▸ **SHORT TASK**: Exclude the pictures; give every entry again exactly as written.

▸ **SOURCE RECORDS**:
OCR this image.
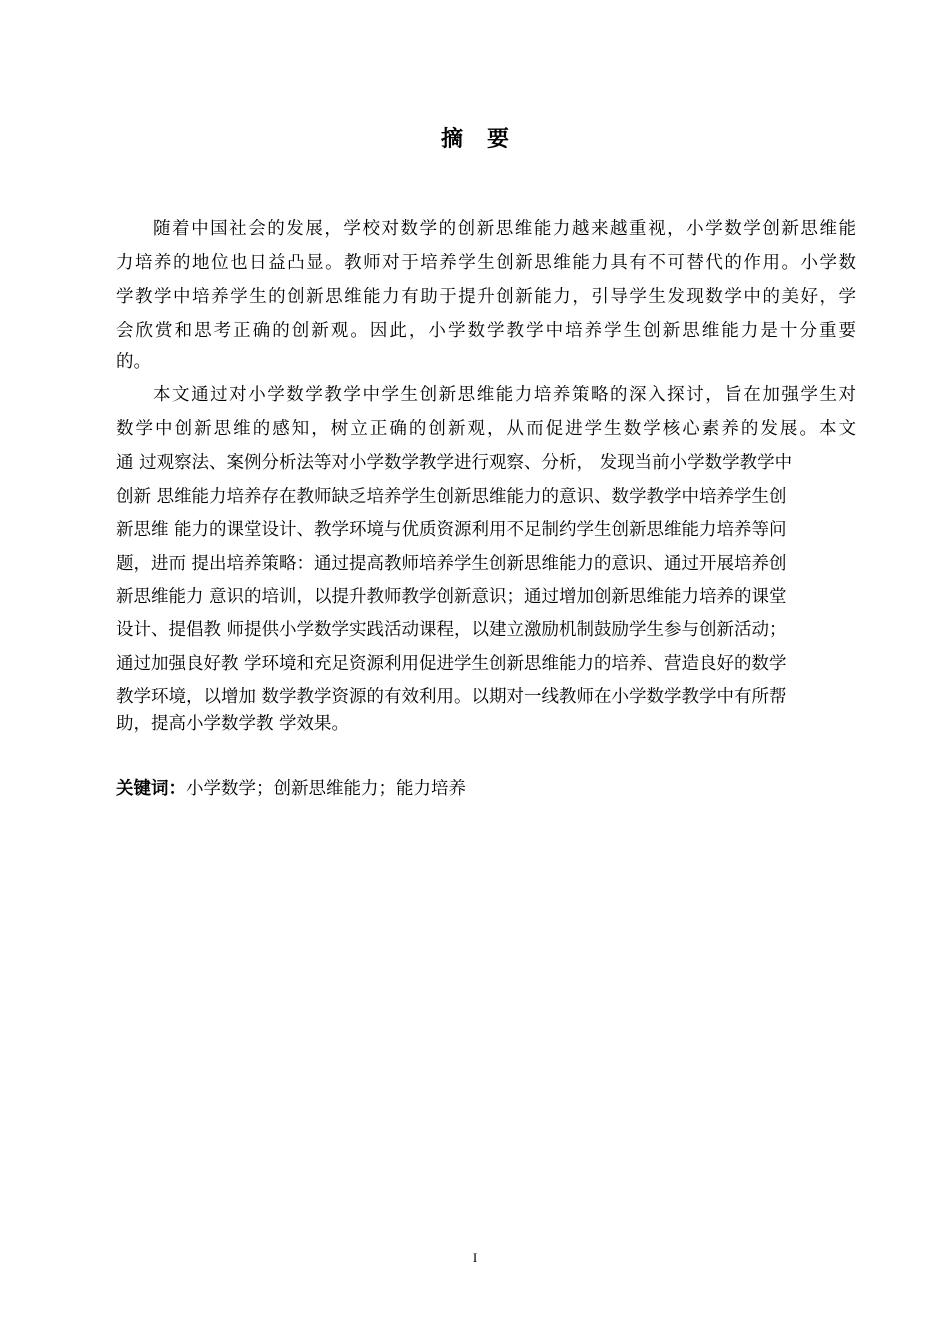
摘要
随着中国社会的发展，学校对数学的创新思维能力越来越重视，小学数学创新思维能
力培养的地位也日益凸显。教师对于培养学生创新思维能力具有不可替代的作用。小学数
学教学中培养学生的创新思维能力有助于提升创新能力，引导学生发现数学中的美好，学
会欣赏和思考正确的创新观。因此，小学数学教学中培养学生创新思维能力是十分重要
的。
本文通过对小学数学教学中学生创新思维能力培养策略的深入探讨，旨在加强学生对
数学中创新思维的感知，树立正确的创新观，从而促进学生数学核心素养的发展。本文
通 过观察法、案例分析法等对小学数学教学进行观察、分析， 发现当前小学数学教学中
创新 思维能力培养存在教师缺乏培养学生创新思维能力的意识、数学教学中培养学生创
新思维 能力的课堂设计、教学环境与优质资源利用不足制约学生创新思维能力培养等问
题，进而 提出培养策略：通过提高教师培养学生创新思维能力的意识、通过开展培养创
新思维能力 意识的培训，以提升教师教学创新意识；通过增加创新思维能力培养的课堂
设计、提倡教 师提供小学数学实践活动课程，以建立激励机制鼓励学生参与创新活动；
通过加强良好教 学环境和充足资源利用促进学生创新思维能力的培养、营造良好的数学
教学环境，以增加 数学教学资源的有效利用。以期对一线教师在小学数学教学中有所帮
助，提高小学数学教 学效果。
关键词：小学数学；创新思维能力；能力培养
I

▸ **OUTPUT OF THE TASK**:
OCR this image.
摘要
随着中国社会的发展，学校对数学的创新思维能力越来越重视，小学数学创新思维能
力培养的地位也日益凸显。教师对于培养学生创新思维能力具有不可替代的作用。小学数
学教学中培养学生的创新思维能力有助于提升创新能力，引导学生发现数学中的美好，学
会欣赏和思考正确的创新观。因此，小学数学教学中培养学生创新思维能力是十分重要
的。
本文通过对小学数学教学中学生创新思维能力培养策略的深入探讨，旨在加强学生对
数学中创新思维的感知，树立正确的创新观，从而促进学生数学核心素养的发展。本文
通 过观察法、案例分析法等对小学数学教学进行观察、分析， 发现当前小学数学教学中
创新 思维能力培养存在教师缺乏培养学生创新思维能力的意识、数学教学中培养学生创
新思维 能力的课堂设计、教学环境与优质资源利用不足制约学生创新思维能力培养等问
题，进而 提出培养策略：通过提高教师培养学生创新思维能力的意识、通过开展培养创
新思维能力 意识的培训，以提升教师教学创新意识；通过增加创新思维能力培养的课堂
设计、提倡教 师提供小学数学实践活动课程，以建立激励机制鼓励学生参与创新活动；
通过加强良好教 学环境和充足资源利用促进学生创新思维能力的培养、营造良好的数学
教学环境，以增加 数学教学资源的有效利用。以期对一线教师在小学数学教学中有所帮
助，提高小学数学教 学效果。
关键词：小学数学；创新思维能力；能力培养
I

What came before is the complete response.